- _Task_
Looking through the listing, how many of its lines hold the word "потоков"? Answer with only the number.

- _Records supplied_
┌──
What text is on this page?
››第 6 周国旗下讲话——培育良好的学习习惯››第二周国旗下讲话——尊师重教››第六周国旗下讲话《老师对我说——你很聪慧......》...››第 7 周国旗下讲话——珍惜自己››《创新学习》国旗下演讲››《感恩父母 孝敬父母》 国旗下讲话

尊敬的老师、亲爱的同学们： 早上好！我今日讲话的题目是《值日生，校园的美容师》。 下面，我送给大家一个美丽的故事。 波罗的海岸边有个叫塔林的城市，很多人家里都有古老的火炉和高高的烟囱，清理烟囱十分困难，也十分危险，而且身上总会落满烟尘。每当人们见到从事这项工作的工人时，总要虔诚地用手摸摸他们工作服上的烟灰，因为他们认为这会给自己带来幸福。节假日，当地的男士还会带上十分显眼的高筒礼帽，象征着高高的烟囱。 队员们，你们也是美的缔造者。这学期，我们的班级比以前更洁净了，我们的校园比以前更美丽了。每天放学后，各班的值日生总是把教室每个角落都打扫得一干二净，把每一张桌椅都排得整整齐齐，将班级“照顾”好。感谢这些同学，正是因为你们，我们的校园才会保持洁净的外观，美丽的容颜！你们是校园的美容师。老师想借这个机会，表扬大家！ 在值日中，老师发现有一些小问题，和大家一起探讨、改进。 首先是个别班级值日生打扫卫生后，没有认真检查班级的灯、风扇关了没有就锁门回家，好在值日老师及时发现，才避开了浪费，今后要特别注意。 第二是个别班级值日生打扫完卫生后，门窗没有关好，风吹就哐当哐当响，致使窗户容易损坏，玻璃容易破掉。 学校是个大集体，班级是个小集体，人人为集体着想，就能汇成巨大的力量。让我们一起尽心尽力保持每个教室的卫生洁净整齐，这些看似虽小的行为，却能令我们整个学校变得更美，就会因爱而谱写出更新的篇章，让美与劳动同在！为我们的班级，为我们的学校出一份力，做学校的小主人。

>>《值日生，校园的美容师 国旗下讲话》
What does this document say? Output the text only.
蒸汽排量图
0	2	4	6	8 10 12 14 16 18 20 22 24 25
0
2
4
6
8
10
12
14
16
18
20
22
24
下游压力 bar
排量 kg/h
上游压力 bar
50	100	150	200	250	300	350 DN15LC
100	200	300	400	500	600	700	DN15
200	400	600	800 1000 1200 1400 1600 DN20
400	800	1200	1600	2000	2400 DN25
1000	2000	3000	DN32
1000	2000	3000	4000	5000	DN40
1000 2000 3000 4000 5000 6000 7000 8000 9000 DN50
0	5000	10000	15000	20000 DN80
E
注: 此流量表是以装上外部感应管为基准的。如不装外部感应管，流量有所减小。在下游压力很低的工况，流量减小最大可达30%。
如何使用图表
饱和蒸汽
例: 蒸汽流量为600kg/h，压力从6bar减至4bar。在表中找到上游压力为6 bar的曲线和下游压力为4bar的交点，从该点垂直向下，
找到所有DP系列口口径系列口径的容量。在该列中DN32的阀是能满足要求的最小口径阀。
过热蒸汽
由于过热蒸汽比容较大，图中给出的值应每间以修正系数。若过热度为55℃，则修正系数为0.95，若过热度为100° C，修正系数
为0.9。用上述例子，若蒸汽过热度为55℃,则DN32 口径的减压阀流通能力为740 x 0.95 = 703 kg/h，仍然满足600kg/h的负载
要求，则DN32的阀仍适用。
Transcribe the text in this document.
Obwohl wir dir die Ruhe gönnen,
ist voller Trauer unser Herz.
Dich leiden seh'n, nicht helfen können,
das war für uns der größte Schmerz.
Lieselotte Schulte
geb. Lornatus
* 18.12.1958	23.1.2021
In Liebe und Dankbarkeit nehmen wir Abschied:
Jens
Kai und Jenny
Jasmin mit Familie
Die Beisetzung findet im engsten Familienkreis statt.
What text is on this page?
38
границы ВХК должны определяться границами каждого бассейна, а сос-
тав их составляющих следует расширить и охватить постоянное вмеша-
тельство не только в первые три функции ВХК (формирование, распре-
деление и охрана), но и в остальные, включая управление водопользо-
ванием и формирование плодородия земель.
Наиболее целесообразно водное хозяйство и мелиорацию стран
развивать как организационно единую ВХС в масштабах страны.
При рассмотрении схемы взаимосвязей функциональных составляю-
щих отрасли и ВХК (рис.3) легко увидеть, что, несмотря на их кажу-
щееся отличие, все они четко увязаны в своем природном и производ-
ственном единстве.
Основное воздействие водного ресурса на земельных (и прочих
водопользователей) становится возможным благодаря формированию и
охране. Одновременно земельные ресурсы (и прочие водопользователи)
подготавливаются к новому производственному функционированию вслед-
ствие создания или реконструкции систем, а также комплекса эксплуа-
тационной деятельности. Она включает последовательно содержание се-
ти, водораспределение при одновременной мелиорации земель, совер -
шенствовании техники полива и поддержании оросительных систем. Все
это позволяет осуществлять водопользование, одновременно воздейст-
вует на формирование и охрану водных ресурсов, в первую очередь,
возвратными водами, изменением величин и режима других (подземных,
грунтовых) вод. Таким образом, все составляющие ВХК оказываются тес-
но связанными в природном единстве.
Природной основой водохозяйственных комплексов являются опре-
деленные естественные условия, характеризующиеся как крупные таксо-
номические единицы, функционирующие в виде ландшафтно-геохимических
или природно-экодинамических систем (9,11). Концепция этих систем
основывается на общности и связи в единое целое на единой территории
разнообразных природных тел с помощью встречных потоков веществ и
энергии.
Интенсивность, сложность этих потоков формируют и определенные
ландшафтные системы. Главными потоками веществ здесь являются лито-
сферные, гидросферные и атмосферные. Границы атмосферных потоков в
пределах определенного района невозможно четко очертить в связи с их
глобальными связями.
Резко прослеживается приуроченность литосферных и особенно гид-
└──
- _Task result_
3